[Records contained in a dataset]
◆ ◆ ◆

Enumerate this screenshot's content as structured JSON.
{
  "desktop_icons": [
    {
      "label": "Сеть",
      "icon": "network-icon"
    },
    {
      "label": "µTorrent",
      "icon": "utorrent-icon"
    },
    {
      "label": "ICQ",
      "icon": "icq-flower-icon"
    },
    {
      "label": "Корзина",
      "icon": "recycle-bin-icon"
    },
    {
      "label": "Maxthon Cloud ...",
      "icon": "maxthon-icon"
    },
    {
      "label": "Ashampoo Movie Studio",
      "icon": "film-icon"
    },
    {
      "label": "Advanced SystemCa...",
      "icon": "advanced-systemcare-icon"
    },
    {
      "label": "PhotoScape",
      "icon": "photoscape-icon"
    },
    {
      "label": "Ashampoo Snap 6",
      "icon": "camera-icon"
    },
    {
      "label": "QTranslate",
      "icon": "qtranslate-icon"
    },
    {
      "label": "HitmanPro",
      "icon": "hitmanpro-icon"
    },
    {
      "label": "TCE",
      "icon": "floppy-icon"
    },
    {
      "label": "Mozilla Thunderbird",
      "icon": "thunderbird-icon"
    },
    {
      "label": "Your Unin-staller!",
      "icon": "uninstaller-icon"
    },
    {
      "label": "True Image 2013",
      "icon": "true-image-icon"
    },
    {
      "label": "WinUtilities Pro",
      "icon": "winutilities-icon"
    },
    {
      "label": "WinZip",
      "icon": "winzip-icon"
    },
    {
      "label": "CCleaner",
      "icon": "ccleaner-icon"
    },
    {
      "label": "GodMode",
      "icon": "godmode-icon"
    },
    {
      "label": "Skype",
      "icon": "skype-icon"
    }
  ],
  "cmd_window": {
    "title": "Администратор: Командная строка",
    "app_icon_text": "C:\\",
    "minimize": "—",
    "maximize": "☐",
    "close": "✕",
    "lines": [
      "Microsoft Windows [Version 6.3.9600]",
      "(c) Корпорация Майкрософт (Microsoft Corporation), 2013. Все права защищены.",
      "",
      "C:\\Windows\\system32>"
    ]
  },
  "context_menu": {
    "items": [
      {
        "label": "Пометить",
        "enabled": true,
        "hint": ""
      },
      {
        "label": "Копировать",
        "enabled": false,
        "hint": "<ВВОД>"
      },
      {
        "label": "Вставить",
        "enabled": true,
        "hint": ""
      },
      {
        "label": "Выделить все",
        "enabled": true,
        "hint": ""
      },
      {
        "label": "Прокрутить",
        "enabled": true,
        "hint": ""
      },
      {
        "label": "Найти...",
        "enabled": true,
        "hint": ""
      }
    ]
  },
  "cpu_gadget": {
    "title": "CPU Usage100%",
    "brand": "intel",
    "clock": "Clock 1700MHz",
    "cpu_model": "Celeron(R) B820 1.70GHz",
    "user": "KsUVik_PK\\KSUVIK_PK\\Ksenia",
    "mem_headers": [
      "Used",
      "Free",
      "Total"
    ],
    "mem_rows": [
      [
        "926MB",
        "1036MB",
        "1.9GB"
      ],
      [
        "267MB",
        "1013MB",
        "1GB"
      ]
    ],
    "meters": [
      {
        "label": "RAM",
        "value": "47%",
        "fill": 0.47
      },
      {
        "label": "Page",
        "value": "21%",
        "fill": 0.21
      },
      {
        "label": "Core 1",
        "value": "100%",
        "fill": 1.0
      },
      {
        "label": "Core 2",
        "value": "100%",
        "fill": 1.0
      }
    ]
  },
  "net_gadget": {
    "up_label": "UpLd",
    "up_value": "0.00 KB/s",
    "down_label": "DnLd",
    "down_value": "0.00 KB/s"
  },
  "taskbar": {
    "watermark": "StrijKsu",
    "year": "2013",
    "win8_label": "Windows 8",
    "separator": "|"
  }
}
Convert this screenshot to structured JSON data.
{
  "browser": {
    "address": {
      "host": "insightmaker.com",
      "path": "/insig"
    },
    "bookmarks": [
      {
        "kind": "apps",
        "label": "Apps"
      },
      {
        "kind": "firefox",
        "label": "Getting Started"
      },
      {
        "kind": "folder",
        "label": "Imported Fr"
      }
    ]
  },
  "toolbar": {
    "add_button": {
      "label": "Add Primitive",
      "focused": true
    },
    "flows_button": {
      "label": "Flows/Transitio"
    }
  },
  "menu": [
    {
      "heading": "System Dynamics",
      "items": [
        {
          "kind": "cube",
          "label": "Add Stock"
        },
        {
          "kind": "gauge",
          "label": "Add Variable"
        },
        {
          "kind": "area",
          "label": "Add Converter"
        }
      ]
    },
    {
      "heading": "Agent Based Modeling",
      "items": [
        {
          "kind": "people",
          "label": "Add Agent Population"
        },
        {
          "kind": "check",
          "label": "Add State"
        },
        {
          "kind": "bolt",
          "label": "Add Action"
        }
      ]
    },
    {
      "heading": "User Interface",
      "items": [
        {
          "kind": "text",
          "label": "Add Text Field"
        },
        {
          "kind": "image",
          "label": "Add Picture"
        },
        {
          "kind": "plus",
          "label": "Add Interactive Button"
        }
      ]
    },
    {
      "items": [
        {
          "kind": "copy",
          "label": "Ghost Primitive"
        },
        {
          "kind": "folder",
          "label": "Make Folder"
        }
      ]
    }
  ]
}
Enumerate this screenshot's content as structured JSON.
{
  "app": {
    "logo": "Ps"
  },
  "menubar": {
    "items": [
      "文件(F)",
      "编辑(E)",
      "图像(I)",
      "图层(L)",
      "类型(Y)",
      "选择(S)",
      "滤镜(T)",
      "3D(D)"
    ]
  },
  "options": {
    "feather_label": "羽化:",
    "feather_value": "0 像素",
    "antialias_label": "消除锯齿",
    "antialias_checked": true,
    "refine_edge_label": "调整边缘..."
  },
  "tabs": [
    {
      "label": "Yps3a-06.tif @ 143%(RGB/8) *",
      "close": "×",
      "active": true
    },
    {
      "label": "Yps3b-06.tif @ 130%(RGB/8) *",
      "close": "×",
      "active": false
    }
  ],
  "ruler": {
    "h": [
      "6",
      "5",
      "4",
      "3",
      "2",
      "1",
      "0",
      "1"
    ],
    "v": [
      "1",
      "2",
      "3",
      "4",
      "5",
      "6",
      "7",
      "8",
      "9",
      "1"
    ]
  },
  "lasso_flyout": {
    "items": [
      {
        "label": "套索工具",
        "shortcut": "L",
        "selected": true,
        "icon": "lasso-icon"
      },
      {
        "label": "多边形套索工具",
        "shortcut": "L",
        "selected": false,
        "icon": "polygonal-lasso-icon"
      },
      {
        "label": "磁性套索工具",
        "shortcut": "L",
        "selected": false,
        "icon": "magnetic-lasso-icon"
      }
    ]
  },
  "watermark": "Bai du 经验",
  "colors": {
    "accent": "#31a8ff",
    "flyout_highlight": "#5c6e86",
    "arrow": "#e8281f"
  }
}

◆ ◆ ◆

Tell how many lines above contain the word "Ashampoo". Give the number alone.

2